(Collected data)
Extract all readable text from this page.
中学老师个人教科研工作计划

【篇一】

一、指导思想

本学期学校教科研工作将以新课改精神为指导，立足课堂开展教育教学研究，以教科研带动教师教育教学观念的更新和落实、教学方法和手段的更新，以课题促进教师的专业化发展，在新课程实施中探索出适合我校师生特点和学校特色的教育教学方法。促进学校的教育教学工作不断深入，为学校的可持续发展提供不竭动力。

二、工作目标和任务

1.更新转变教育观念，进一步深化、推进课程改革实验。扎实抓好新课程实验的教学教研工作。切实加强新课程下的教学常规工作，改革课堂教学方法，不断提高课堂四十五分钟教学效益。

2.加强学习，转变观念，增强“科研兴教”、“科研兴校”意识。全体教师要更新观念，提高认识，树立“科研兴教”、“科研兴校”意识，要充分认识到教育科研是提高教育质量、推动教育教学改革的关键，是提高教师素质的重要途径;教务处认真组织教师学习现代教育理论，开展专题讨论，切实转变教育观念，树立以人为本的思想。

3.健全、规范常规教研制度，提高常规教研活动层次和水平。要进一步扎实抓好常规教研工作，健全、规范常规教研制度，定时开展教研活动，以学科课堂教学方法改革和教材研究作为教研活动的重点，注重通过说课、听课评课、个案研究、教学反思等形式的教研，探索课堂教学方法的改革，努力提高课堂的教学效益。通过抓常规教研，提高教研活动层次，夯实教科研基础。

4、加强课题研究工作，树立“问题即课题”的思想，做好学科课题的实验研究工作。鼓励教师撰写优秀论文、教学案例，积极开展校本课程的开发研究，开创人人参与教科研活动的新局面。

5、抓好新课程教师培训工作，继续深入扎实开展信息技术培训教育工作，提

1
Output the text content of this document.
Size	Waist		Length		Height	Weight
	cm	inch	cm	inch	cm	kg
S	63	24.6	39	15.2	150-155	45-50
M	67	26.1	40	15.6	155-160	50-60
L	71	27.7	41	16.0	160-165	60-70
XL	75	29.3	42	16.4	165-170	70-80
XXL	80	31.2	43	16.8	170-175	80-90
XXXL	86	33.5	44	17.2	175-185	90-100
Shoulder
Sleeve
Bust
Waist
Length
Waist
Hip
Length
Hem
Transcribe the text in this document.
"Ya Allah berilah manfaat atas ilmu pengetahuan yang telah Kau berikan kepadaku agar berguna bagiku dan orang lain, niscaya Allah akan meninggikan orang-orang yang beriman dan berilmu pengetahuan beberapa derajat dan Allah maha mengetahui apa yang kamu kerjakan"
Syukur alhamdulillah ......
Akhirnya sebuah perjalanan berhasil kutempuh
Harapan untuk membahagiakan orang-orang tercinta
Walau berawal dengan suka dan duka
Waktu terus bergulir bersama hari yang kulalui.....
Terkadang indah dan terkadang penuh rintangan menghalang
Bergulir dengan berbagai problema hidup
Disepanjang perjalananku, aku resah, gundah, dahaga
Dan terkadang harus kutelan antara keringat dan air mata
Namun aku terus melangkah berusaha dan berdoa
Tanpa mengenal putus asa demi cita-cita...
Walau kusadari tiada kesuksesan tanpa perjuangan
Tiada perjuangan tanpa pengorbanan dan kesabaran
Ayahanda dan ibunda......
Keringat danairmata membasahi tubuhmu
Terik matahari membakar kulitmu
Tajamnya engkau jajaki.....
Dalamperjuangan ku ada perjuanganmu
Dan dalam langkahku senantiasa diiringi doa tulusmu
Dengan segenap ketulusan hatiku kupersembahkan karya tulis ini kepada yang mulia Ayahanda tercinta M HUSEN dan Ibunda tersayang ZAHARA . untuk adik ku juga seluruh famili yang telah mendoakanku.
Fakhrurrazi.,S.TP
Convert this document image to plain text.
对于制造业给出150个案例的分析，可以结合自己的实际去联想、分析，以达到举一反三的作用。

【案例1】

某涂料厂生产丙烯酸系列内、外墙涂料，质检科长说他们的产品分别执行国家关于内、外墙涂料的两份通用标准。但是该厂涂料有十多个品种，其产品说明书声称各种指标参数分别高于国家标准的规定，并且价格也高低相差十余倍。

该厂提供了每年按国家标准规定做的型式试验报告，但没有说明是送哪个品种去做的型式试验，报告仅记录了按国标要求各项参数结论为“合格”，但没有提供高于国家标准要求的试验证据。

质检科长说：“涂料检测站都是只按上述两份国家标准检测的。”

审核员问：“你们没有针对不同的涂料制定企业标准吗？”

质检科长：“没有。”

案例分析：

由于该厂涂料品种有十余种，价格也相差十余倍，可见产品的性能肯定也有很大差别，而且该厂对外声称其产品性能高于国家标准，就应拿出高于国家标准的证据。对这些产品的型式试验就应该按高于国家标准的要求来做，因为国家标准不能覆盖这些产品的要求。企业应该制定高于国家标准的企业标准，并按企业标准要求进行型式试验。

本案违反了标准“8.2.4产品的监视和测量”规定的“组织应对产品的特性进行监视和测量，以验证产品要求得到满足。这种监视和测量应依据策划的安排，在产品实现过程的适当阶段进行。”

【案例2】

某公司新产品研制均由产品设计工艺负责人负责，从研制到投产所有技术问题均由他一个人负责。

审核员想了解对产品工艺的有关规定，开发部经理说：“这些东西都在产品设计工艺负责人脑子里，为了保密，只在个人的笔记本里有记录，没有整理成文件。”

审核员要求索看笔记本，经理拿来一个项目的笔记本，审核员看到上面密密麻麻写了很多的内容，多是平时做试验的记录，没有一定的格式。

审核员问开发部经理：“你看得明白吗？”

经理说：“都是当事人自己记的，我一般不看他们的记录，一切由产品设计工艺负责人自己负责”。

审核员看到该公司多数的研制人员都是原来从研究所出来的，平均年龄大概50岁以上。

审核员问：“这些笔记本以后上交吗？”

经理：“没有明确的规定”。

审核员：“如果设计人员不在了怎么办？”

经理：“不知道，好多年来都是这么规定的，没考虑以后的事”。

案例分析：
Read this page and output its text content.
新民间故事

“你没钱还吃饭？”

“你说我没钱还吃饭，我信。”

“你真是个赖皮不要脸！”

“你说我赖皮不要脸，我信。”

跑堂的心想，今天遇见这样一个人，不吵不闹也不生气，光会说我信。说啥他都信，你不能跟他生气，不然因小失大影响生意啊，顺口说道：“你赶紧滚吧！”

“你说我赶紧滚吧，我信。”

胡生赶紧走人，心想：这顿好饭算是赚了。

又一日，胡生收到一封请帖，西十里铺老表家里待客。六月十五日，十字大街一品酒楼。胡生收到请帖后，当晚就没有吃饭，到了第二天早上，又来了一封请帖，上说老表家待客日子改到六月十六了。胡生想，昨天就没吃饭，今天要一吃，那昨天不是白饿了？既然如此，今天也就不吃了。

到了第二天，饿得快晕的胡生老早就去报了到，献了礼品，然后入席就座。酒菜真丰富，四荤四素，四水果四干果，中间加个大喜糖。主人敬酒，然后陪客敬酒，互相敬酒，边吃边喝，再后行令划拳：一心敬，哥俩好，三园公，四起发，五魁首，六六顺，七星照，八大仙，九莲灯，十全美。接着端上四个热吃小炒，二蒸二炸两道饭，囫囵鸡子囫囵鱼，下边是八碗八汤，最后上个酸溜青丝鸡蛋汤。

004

WHAT TO DO -
Recopy the whole listing exactly.

CORRECT ANSWER -
Extract all readable text from this page.
中学老师个人教科研工作计划

【篇一】

一、指导思想

本学期学校教科研工作将以新课改精神为指导，立足课堂开展教育教学研究，以教科研带动教师教育教学观念的更新和落实、教学方法和手段的更新，以课题促进教师的专业化发展，在新课程实施中探索出适合我校师生特点和学校特色的教育教学方法。促进学校的教育教学工作不断深入，为学校的可持续发展提供不竭动力。

二、工作目标和任务

1.更新转变教育观念，进一步深化、推进课程改革实验。扎实抓好新课程实验的教学教研工作。切实加强新课程下的教学常规工作，改革课堂教学方法，不断提高课堂四十五分钟教学效益。

2.加强学习，转变观念，增强“科研兴教”、“科研兴校”意识。全体教师要更新观念，提高认识，树立“科研兴教”、“科研兴校”意识，要充分认识到教育科研是提高教育质量、推动教育教学改革的关键，是提高教师素质的重要途径;教务处认真组织教师学习现代教育理论，开展专题讨论，切实转变教育观念，树立以人为本的思想。

3.健全、规范常规教研制度，提高常规教研活动层次和水平。要进一步扎实抓好常规教研工作，健全、规范常规教研制度，定时开展教研活动，以学科课堂教学方法改革和教材研究作为教研活动的重点，注重通过说课、听课评课、个案研究、教学反思等形式的教研，探索课堂教学方法的改革，努力提高课堂的教学效益。通过抓常规教研，提高教研活动层次，夯实教科研基础。

4、加强课题研究工作，树立“问题即课题”的思想，做好学科课题的实验研究工作。鼓励教师撰写优秀论文、教学案例，积极开展校本课程的开发研究，开创人人参与教科研活动的新局面。

5、抓好新课程教师培训工作，继续深入扎实开展信息技术培训教育工作，提

1
Output the text content of this document.
Size	Waist		Length		Height	Weight
	cm	inch	cm	inch	cm	kg
S	63	24.6	39	15.2	150-155	45-50
M	67	26.1	40	15.6	155-160	50-60
L	71	27.7	41	16.0	160-165	60-70
XL	75	29.3	42	16.4	165-170	70-80
XXL	80	31.2	43	16.8	170-175	80-90
XXXL	86	33.5	44	17.2	175-185	90-100
Shoulder
Sleeve
Bust
Waist
Length
Waist
Hip
Length
Hem
Transcribe the text in this document.
"Ya Allah berilah manfaat atas ilmu pengetahuan yang telah Kau berikan kepadaku agar berguna bagiku dan orang lain, niscaya Allah akan meninggikan orang-orang yang beriman dan berilmu pengetahuan beberapa derajat dan Allah maha mengetahui apa yang kamu kerjakan"
Syukur alhamdulillah ......
Akhirnya sebuah perjalanan berhasil kutempuh
Harapan untuk membahagiakan orang-orang tercinta
Walau berawal dengan suka dan duka
Waktu terus bergulir bersama hari yang kulalui.....
Terkadang indah dan terkadang penuh rintangan menghalang
Bergulir dengan berbagai problema hidup
Disepanjang perjalananku, aku resah, gundah, dahaga
Dan terkadang harus kutelan antara keringat dan air mata
Namun aku terus melangkah berusaha dan berdoa
Tanpa mengenal putus asa demi cita-cita...
Walau kusadari tiada kesuksesan tanpa perjuangan
Tiada perjuangan tanpa pengorbanan dan kesabaran
Ayahanda dan ibunda......
Keringat danairmata membasahi tubuhmu
Terik matahari membakar kulitmu
Tajamnya engkau jajaki.....
Dalamperjuangan ku ada perjuanganmu
Dan dalam langkahku senantiasa diiringi doa tulusmu
Dengan segenap ketulusan hatiku kupersembahkan karya tulis ini kepada yang mulia Ayahanda tercinta M HUSEN dan Ibunda tersayang ZAHARA . untuk adik ku juga seluruh famili yang telah mendoakanku.
Fakhrurrazi.,S.TP
Convert this document image to plain text.
对于制造业给出150个案例的分析，可以结合自己的实际去联想、分析，以达到举一反三的作用。

【案例1】

某涂料厂生产丙烯酸系列内、外墙涂料，质检科长说他们的产品分别执行国家关于内、外墙涂料的两份通用标准。但是该厂涂料有十多个品种，其产品说明书声称各种指标参数分别高于国家标准的规定，并且价格也高低相差十余倍。

该厂提供了每年按国家标准规定做的型式试验报告，但没有说明是送哪个品种去做的型式试验，报告仅记录了按国标要求各项参数结论为“合格”，但没有提供高于国家标准要求的试验证据。

质检科长说：“涂料检测站都是只按上述两份国家标准检测的。”

审核员问：“你们没有针对不同的涂料制定企业标准吗？”

质检科长：“没有。”

案例分析：

由于该厂涂料品种有十余种，价格也相差十余倍，可见产品的性能肯定也有很大差别，而且该厂对外声称其产品性能高于国家标准，就应拿出高于国家标准的证据。对这些产品的型式试验就应该按高于国家标准的要求来做，因为国家标准不能覆盖这些产品的要求。企业应该制定高于国家标准的企业标准，并按企业标准要求进行型式试验。

本案违反了标准“8.2.4产品的监视和测量”规定的“组织应对产品的特性进行监视和测量，以验证产品要求得到满足。这种监视和测量应依据策划的安排，在产品实现过程的适当阶段进行。”

【案例2】

某公司新产品研制均由产品设计工艺负责人负责，从研制到投产所有技术问题均由他一个人负责。

审核员想了解对产品工艺的有关规定，开发部经理说：“这些东西都在产品设计工艺负责人脑子里，为了保密，只在个人的笔记本里有记录，没有整理成文件。”

审核员要求索看笔记本，经理拿来一个项目的笔记本，审核员看到上面密密麻麻写了很多的内容，多是平时做试验的记录，没有一定的格式。

审核员问开发部经理：“你看得明白吗？”

经理说：“都是当事人自己记的，我一般不看他们的记录，一切由产品设计工艺负责人自己负责”。

审核员看到该公司多数的研制人员都是原来从研究所出来的，平均年龄大概50岁以上。

审核员问：“这些笔记本以后上交吗？”

经理：“没有明确的规定”。

审核员：“如果设计人员不在了怎么办？”

经理：“不知道，好多年来都是这么规定的，没考虑以后的事”。

案例分析：
Read this page and output its text content.
新民间故事

“你没钱还吃饭？”

“你说我没钱还吃饭，我信。”

“你真是个赖皮不要脸！”

“你说我赖皮不要脸，我信。”

跑堂的心想，今天遇见这样一个人，不吵不闹也不生气，光会说我信。说啥他都信，你不能跟他生气，不然因小失大影响生意啊，顺口说道：“你赶紧滚吧！”

“你说我赶紧滚吧，我信。”

胡生赶紧走人，心想：这顿好饭算是赚了。

又一日，胡生收到一封请帖，西十里铺老表家里待客。六月十五日，十字大街一品酒楼。胡生收到请帖后，当晚就没有吃饭，到了第二天早上，又来了一封请帖，上说老表家待客日子改到六月十六了。胡生想，昨天就没吃饭，今天要一吃，那昨天不是白饿了？既然如此，今天也就不吃了。

到了第二天，饿得快晕的胡生老早就去报了到，献了礼品，然后入席就座。酒菜真丰富，四荤四素，四水果四干果，中间加个大喜糖。主人敬酒，然后陪客敬酒，互相敬酒，边吃边喝，再后行令划拳：一心敬，哥俩好，三园公，四起发，五魁首，六六顺，七星照，八大仙，九莲灯，十全美。接着端上四个热吃小炒，二蒸二炸两道饭，囫囵鸡子囫囵鱼，下边是八碗八汤，最后上个酸溜青丝鸡蛋汤。

004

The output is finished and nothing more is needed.